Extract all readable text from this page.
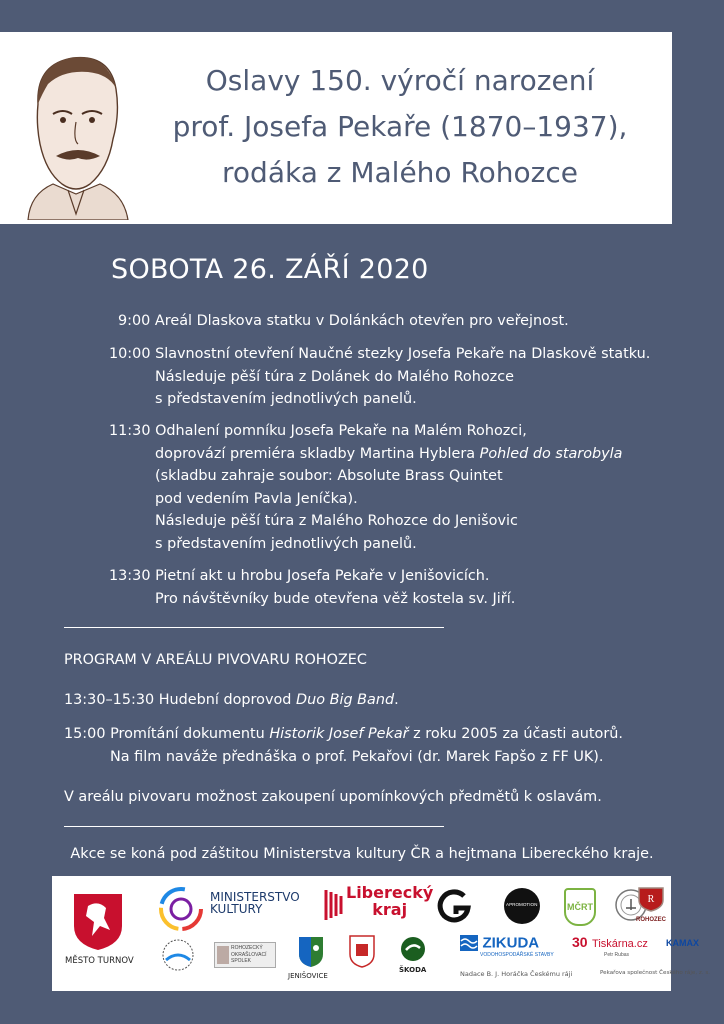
Oslavy 150. výročí narození
prof. Josefa Pekaře (1870–1937),
rodáka z Malého Rohozce
SOBOTA 26. ZÁŘÍ 2020
9:00 Areál Dlaskova statku v Dolánkách otevřen pro veřejnost.
10:00 Slavnostní otevření Naučné stezky Josefa Pekaře na Dlaskově statku.
Následuje pěší túra z Dolánek do Malého Rohozce
s představením jednotlivých panelů.
11:30 Odhalení pomníku Josefa Pekaře na Malém Rohozci,
doprovází premiéra skladby Martina Hyblera Pohled do starobyla
(skladbu zahraje soubor: Absolute Brass Quintet
pod vedením Pavla Jeníčka).
Následuje pěší túra z Malého Rohozce do Jenišovic
s představením jednotlivých panelů.
13:30 Pietní akt u hrobu Josefa Pekaře v Jenišovicích.
Pro návštěvníky bude otevřena věž kostela sv. Jiří.
PROGRAM V AREÁLU PIVOVARU ROHOZEC
13:30–15:30 Hudební doprovod Duo Big Band.
15:00 Promítání dokumentu Historik Josef Pekař z roku 2005 za účasti autorů.
Na film naváže přednáška o prof. Pekařovi (dr. Marek Fapšo z FF UK).
V areálu pivovaru možnost zakoupení upomínkových předmětů k oslavám.
Akce se koná pod záštitou Ministerstva kultury ČR a hejtmana Libereckého kraje.
MĚSTO TURNOV
MINISTERSTVO
KULTURY
Liberecký
kraj	APROMOTION	MČRT
R
ROHOZEC
ROHOZECKÝ
OKRAŠLOVACÍ
SPOLEK
JENIŠOVICE
ŠKODA
ZIKUDA
VODOHOSPODÁŘSKÉ STAVBY
30 Tiskárna.cz
Petr Rubas
KAMAX
Nadace B. J. Horáčka Českému ráji	Pekařova společnost Českého ráje, z. s.
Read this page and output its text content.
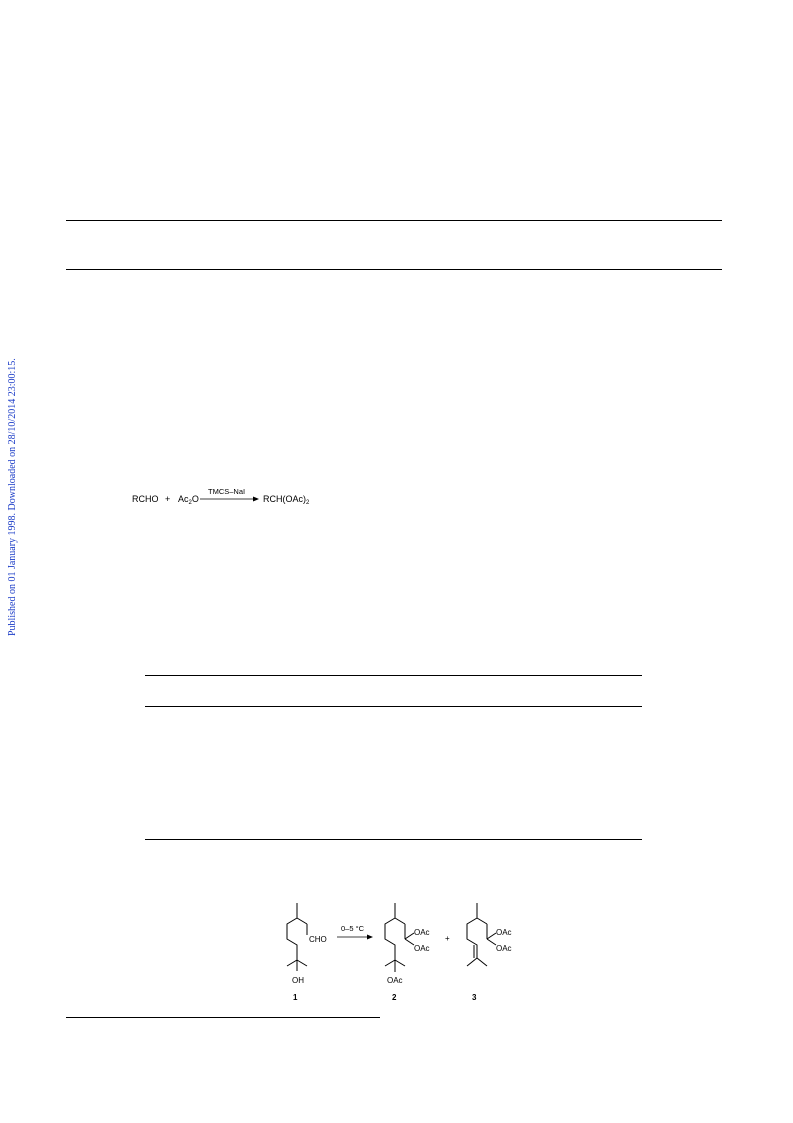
Published on 01 January 1998. Downloaded on 28/10/2014 23:00:15.	RCHO + $Ac_2O$
TMCS–NaI
$RCH(OAc)_2$
CHO
OH
1
0–5 °C	OAc
OAc
OAc
2
+
OAc
OAc
3
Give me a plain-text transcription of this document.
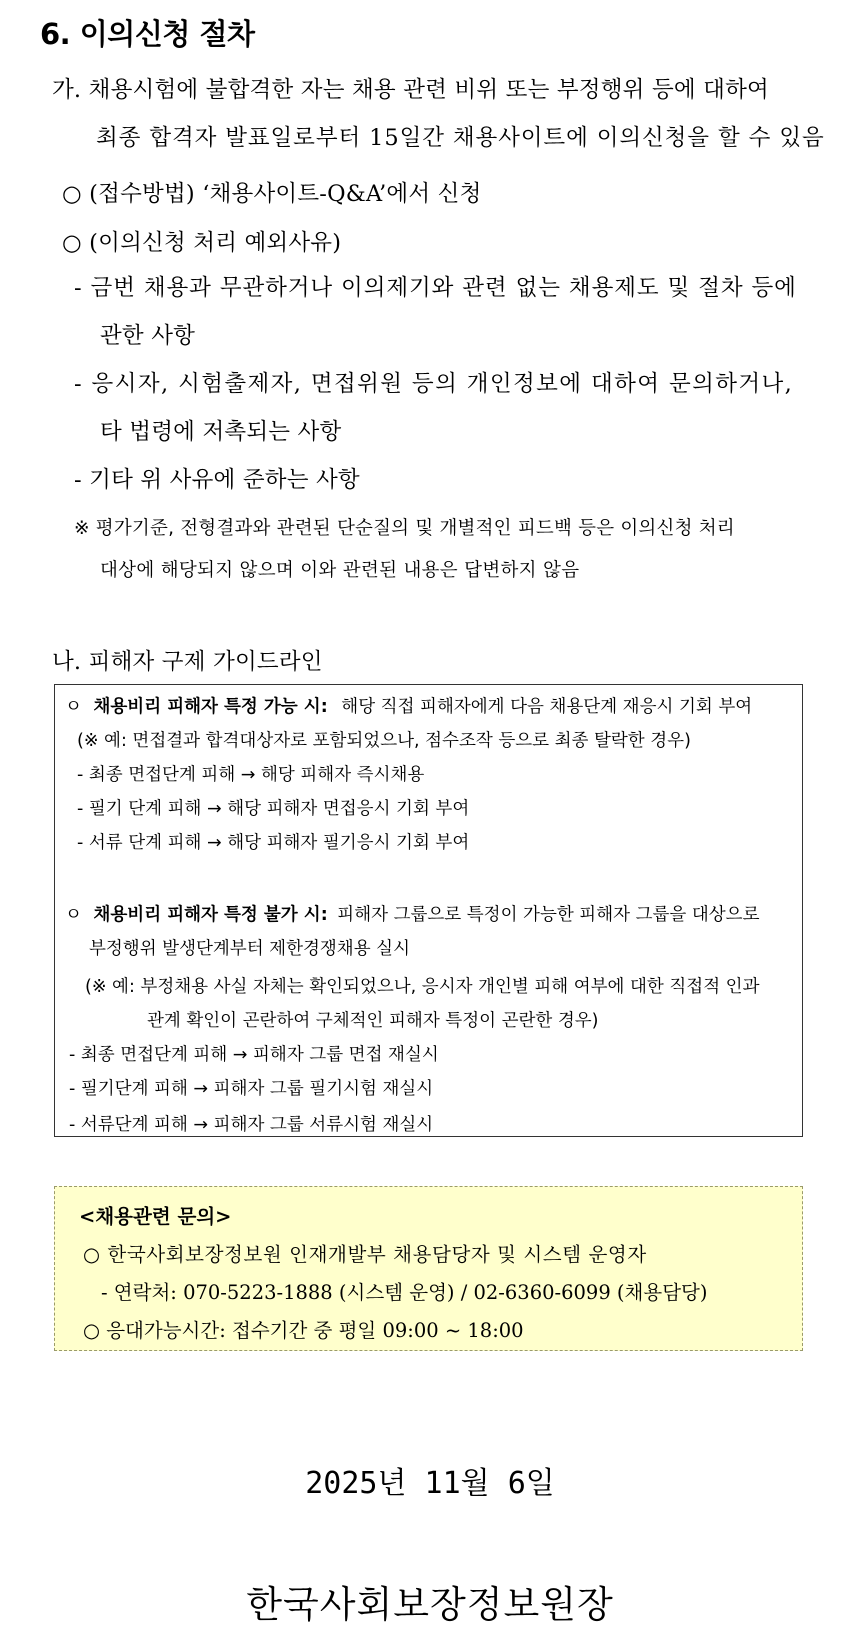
6. 이의신청 절차
가. 채용시험에 불합격한 자는 채용 관련 비위 또는 부정행위 등에 대하여
최종 합격자 발표일로부터 15일간 채용사이트에 이의신청을 할 수 있음
○ (접수방법) ‘채용사이트-Q&A’에서 신청
○ (이의신청 처리 예외사유)
- 금번 채용과 무관하거나 이의제기와 관련 없는 채용제도 및 절차 등에
관한 사항
- 응시자, 시험출제자, 면접위원 등의 개인정보에 대하여 문의하거나,
타 법령에 저촉되는 사항
- 기타 위 사유에 준하는 사항
※ 평가기준, 전형결과와 관련된 단순질의 및 개별적인 피드백 등은 이의신청 처리
대상에 해당되지 않으며 이와 관련된 내용은 답변하지 않음
나. 피해자 구제 가이드라인
ㅇ 채용비리 피해자 특정 가능 시: 해당 직접 피해자에게 다음 채용단계 재응시 기회 부여
(※ 예: 면접결과 합격대상자로 포함되었으나, 점수조작 등으로 최종 탈락한 경우)
- 최종 면접단계 피해 → 해당 피해자 즉시채용
- 필기 단계 피해 → 해당 피해자 면접응시 기회 부여
- 서류 단계 피해 → 해당 피해자 필기응시 기회 부여
ㅇ 채용비리 피해자 특정 불가 시: 피해자 그룹으로 특정이 가능한 피해자 그룹을 대상으로
부정행위 발생단계부터 제한경쟁채용 실시
(※ 예: 부정채용 사실 자체는 확인되었으나, 응시자 개인별 피해 여부에 대한 직접적 인과
관계 확인이 곤란하여 구체적인 피해자 특정이 곤란한 경우)
- 최종 면접단계 피해 → 피해자 그룹 면접 재실시
- 필기단계 피해 → 피해자 그룹 필기시험 재실시
- 서류단계 피해 → 피해자 그룹 서류시험 재실시
<채용관련 문의>
○ 한국사회보장정보원 인재개발부 채용담당자 및 시스템 운영자
- 연락처: 070-5223-1888 (시스템 운영) / 02-6360-6099 (채용담당)
○ 응대가능시간: 접수기간 중 평일 09:00 ~ 18:00
2025년 11월 6일
한국사회보장정보원장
──────────
- **EXERCISE AIM**: Do not include pictures. Copy only the lines running from the line with "Give me a plain-text" through the last line of the records, exactly as they appear.

- **SOLUTION**:
Give me a plain-text transcription of this document.
6. 이의신청 절차
가. 채용시험에 불합격한 자는 채용 관련 비위 또는 부정행위 등에 대하여
최종 합격자 발표일로부터 15일간 채용사이트에 이의신청을 할 수 있음
○ (접수방법) ‘채용사이트-Q&A’에서 신청
○ (이의신청 처리 예외사유)
- 금번 채용과 무관하거나 이의제기와 관련 없는 채용제도 및 절차 등에
관한 사항
- 응시자, 시험출제자, 면접위원 등의 개인정보에 대하여 문의하거나,
타 법령에 저촉되는 사항
- 기타 위 사유에 준하는 사항
※ 평가기준, 전형결과와 관련된 단순질의 및 개별적인 피드백 등은 이의신청 처리
대상에 해당되지 않으며 이와 관련된 내용은 답변하지 않음
나. 피해자 구제 가이드라인
ㅇ 채용비리 피해자 특정 가능 시: 해당 직접 피해자에게 다음 채용단계 재응시 기회 부여
(※ 예: 면접결과 합격대상자로 포함되었으나, 점수조작 등으로 최종 탈락한 경우)
- 최종 면접단계 피해 → 해당 피해자 즉시채용
- 필기 단계 피해 → 해당 피해자 면접응시 기회 부여
- 서류 단계 피해 → 해당 피해자 필기응시 기회 부여
ㅇ 채용비리 피해자 특정 불가 시: 피해자 그룹으로 특정이 가능한 피해자 그룹을 대상으로
부정행위 발생단계부터 제한경쟁채용 실시
(※ 예: 부정채용 사실 자체는 확인되었으나, 응시자 개인별 피해 여부에 대한 직접적 인과
관계 확인이 곤란하여 구체적인 피해자 특정이 곤란한 경우)
- 최종 면접단계 피해 → 피해자 그룹 면접 재실시
- 필기단계 피해 → 피해자 그룹 필기시험 재실시
- 서류단계 피해 → 피해자 그룹 서류시험 재실시
<채용관련 문의>
○ 한국사회보장정보원 인재개발부 채용담당자 및 시스템 운영자
- 연락처: 070-5223-1888 (시스템 운영) / 02-6360-6099 (채용담당)
○ 응대가능시간: 접수기간 중 평일 09:00 ~ 18:00
2025년 11월 6일
한국사회보장정보원장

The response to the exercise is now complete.